Stored dataset items:
^^^^
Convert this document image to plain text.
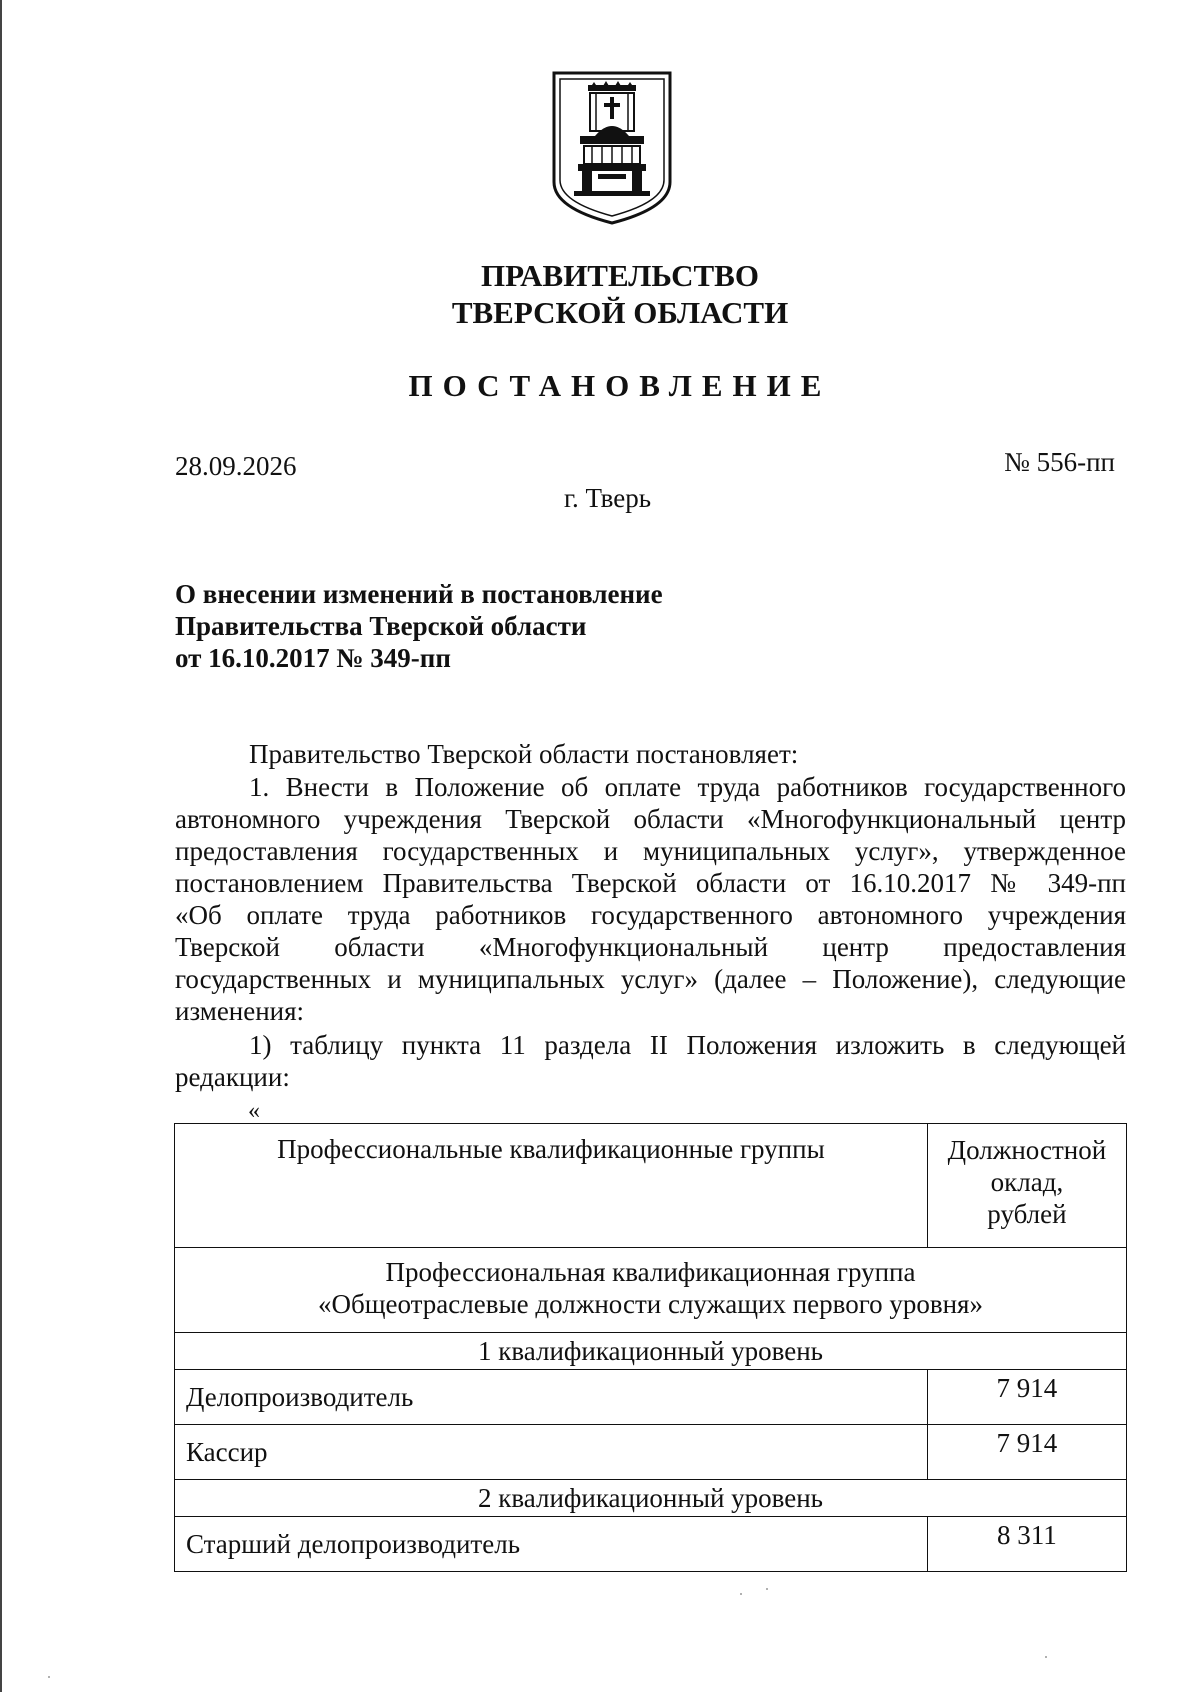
ПРАВИТЕЛЬСТВО
ТВЕРСКОЙ ОБЛАСТИ
ПОСТАНОВЛЕНИЕ
28.09.2026	№ 556-пп
г. Тверь
О внесении изменений в постановление
Правительства Тверской области
от 16.10.2017 № 349-пп
Правительство Тверской области постановляет:
1. Внести в Положение об оплате труда работников государственного
автономного учреждения Тверской области «Многофункциональный центр
предоставления государственных и муниципальных услуг», утвержденное
постановлением Правительства Тверской области от 16.10.2017 № 349-пп
«Об оплате труда работников государственного автономного учреждения
Тверской области «Многофункциональный центр предоставления
государственных и муниципальных услуг» (далее – Положение), следующие
изменения:
1) таблицу пункта 11 раздела II Положения изложить в следующей
редакции:
«
Профессиональные квалификационные группы	Должностной
оклад,
рублей

Профессиональная квалификационная группа
«Общеотраслевые должности служащих первого уровня»	

1 квалификационный уровень	
Делопроизводитель	7 914
Кассир	7 914
2 квалификационный уровень	
Старший делопроизводитель	8 311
^^^^
- [WHAT THIS TASK INVOLVES] Give all the entries again exactly, dropping each picture.

- [ANSWER FOR THE TASK]
Convert this document image to plain text.
ПРАВИТЕЛЬСТВО
ТВЕРСКОЙ ОБЛАСТИ
ПОСТАНОВЛЕНИЕ
28.09.2026	№ 556-пп
г. Тверь
О внесении изменений в постановление
Правительства Тверской области
от 16.10.2017 № 349-пп
Правительство Тверской области постановляет:
1. Внести в Положение об оплате труда работников государственного
автономного учреждения Тверской области «Многофункциональный центр
предоставления государственных и муниципальных услуг», утвержденное
постановлением Правительства Тверской области от 16.10.2017 № 349-пп
«Об оплате труда работников государственного автономного учреждения
Тверской области «Многофункциональный центр предоставления
государственных и муниципальных услуг» (далее – Положение), следующие
изменения:
1) таблицу пункта 11 раздела II Положения изложить в следующей
редакции:
«
Профессиональные квалификационные группы	Должностной
оклад,
рублей

Профессиональная квалификационная группа
«Общеотраслевые должности служащих первого уровня»	

1 квалификационный уровень	
Делопроизводитель	7 914
Кассир	7 914
2 квалификационный уровень	
Старший делопроизводитель	8 311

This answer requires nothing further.